### [TO DO]
Search the entries below. Return every line that has "修改属性" in it.

### [RECORD EXTRACTS]
----------

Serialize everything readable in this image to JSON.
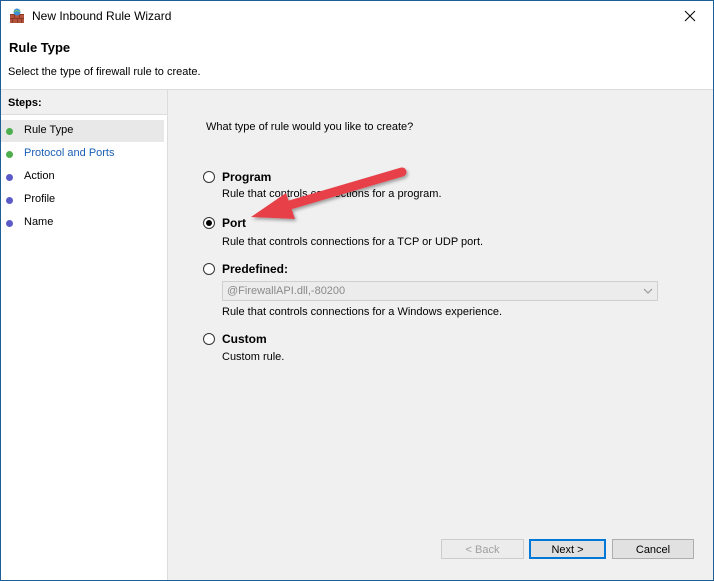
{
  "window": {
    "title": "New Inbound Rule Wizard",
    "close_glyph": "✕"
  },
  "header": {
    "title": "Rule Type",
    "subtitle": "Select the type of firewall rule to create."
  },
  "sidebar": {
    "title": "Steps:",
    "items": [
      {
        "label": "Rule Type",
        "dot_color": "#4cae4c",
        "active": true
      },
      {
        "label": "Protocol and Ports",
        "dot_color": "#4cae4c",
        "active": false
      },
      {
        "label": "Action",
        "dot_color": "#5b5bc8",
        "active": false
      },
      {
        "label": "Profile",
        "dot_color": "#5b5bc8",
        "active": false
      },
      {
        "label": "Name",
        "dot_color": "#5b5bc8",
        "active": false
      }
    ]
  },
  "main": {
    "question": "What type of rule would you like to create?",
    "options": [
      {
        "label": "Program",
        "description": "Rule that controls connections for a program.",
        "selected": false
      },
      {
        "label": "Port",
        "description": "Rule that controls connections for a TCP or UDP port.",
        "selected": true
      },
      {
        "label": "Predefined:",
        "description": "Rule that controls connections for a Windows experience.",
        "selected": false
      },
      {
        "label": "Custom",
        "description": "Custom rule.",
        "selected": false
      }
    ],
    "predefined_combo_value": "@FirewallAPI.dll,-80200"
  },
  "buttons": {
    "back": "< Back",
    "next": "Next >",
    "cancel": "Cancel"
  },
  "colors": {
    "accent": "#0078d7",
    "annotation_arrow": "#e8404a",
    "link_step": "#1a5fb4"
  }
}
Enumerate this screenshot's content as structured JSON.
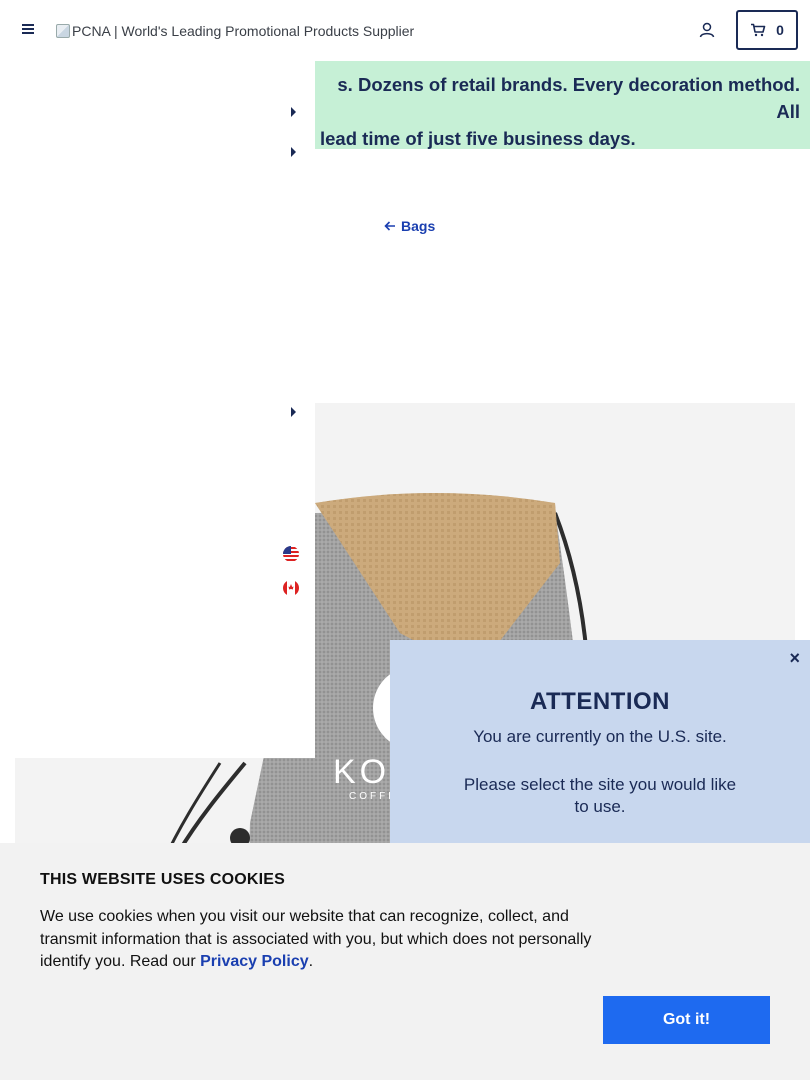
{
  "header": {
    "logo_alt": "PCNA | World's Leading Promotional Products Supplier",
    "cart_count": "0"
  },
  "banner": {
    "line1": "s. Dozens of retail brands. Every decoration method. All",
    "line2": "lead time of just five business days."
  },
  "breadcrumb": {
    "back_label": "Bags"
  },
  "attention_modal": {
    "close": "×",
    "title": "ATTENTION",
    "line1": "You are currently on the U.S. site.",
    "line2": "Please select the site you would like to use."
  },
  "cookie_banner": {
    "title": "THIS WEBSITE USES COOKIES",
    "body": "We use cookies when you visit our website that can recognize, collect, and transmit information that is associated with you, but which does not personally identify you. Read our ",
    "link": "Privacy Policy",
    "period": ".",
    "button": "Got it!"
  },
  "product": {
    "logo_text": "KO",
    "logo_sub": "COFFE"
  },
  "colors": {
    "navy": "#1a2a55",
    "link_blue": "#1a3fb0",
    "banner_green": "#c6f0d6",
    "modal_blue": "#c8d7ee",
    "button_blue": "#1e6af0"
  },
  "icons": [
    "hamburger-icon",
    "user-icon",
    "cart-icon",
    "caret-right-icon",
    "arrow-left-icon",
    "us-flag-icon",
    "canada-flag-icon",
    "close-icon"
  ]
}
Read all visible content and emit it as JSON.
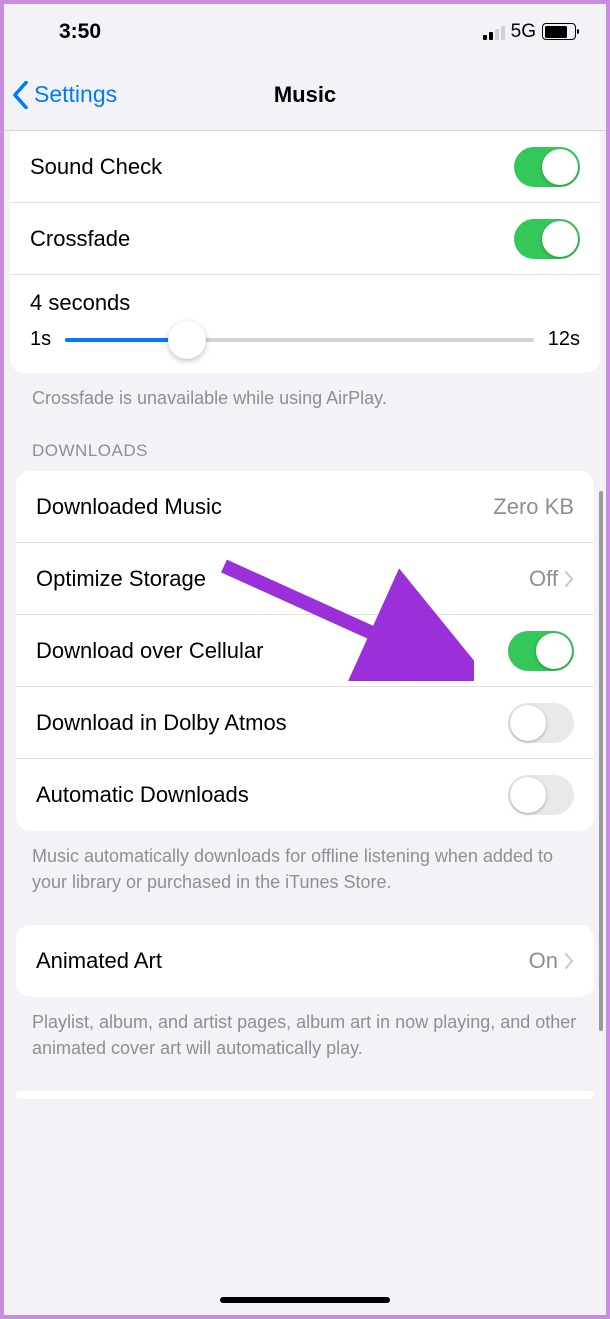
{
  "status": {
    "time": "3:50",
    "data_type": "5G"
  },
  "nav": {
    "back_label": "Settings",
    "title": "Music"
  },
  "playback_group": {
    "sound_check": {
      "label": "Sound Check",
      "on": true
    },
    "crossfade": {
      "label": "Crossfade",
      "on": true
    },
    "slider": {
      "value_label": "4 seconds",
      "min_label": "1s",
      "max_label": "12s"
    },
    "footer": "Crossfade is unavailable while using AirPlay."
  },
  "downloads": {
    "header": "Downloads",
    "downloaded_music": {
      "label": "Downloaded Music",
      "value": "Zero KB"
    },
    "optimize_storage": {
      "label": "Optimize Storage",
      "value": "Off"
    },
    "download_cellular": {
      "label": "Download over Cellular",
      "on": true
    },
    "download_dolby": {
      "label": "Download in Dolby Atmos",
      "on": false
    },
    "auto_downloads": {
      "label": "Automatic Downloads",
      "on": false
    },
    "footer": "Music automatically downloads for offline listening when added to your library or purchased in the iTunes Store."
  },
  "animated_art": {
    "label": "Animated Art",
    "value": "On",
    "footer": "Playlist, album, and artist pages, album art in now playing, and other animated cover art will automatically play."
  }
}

----------

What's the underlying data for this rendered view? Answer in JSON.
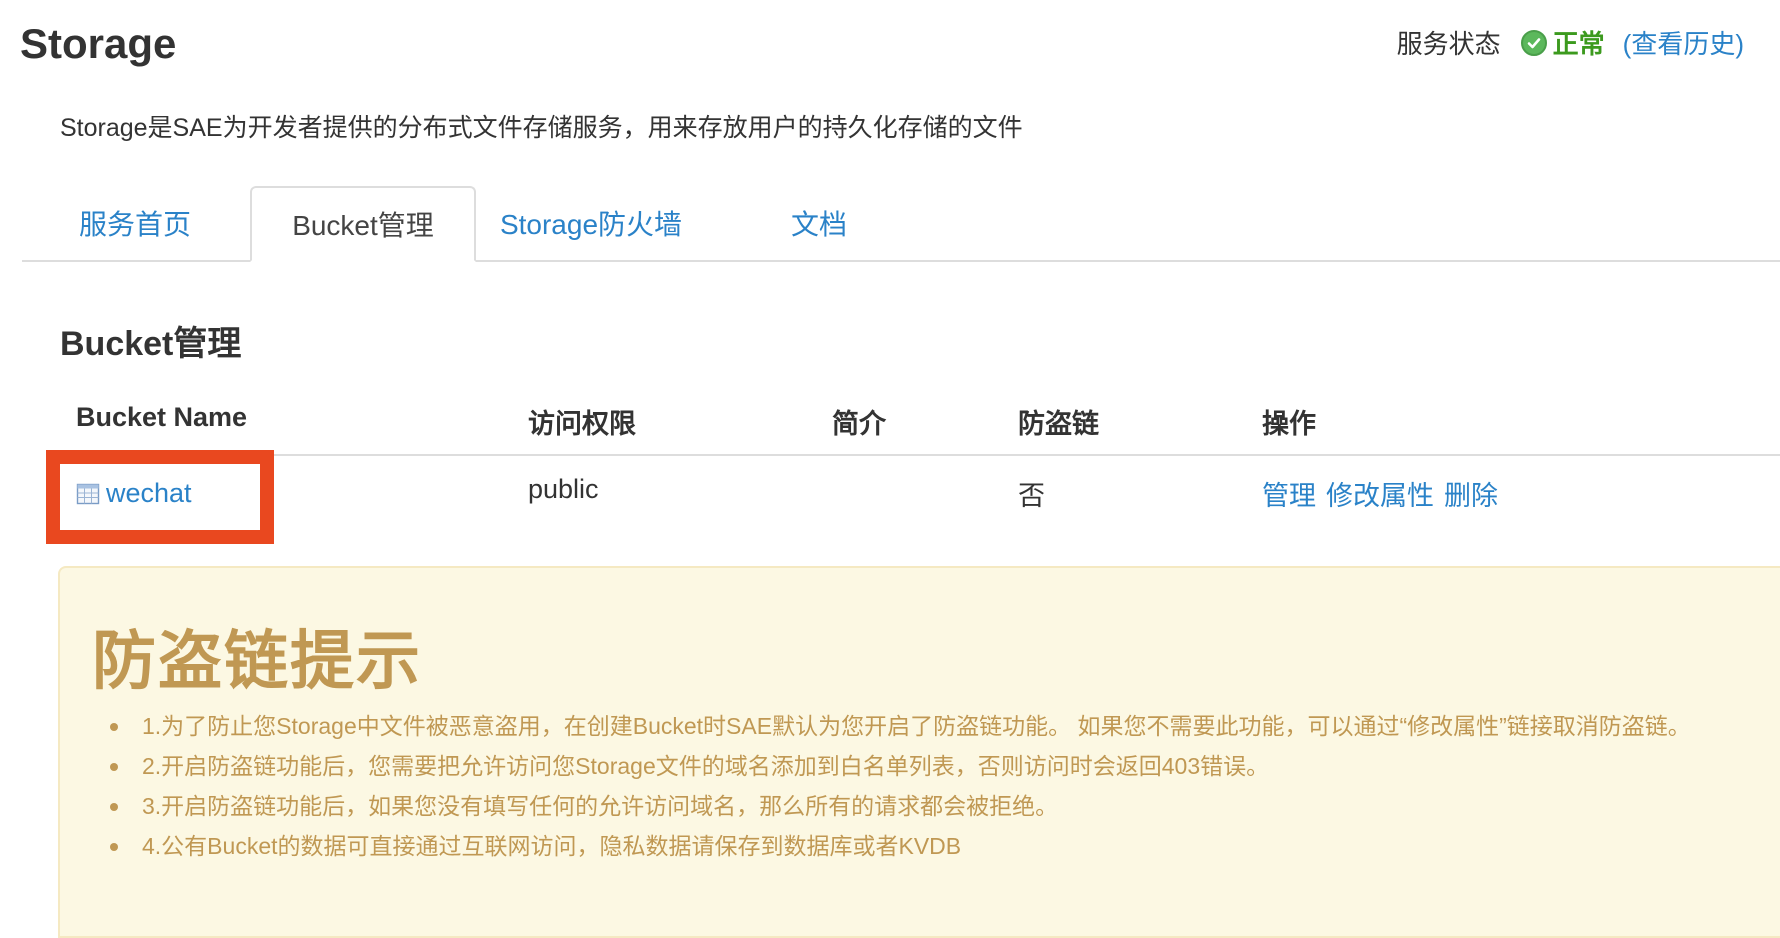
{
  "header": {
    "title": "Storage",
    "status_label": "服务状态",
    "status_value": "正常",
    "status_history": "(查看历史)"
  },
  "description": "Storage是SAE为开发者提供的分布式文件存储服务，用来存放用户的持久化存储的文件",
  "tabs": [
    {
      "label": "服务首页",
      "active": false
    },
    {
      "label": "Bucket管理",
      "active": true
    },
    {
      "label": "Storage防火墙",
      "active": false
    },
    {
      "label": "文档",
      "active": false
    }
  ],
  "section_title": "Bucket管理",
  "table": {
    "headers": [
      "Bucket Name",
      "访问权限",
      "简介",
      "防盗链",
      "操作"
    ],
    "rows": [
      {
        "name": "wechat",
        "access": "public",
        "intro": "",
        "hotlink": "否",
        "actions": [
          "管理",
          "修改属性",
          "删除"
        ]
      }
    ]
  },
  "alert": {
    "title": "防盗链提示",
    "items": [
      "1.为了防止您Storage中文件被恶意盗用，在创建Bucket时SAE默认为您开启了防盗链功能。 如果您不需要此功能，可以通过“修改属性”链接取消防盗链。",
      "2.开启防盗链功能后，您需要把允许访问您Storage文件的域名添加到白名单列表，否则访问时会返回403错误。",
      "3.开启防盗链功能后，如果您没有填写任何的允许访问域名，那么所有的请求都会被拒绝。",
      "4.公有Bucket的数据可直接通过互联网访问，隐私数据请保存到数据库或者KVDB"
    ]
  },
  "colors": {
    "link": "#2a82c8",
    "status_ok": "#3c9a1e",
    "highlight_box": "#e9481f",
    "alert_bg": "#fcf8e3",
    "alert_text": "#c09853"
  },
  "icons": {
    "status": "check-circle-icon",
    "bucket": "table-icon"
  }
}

----------

### [CORRECT OUTPUT]
          "修改属性",
      "1.为了防止您Storage中文件被恶意盗用，在创建Bucket时SAE默认为您开启了防盗链功能。 如果您不需要此功能，可以通过“修改属性”链接取消防盗链。",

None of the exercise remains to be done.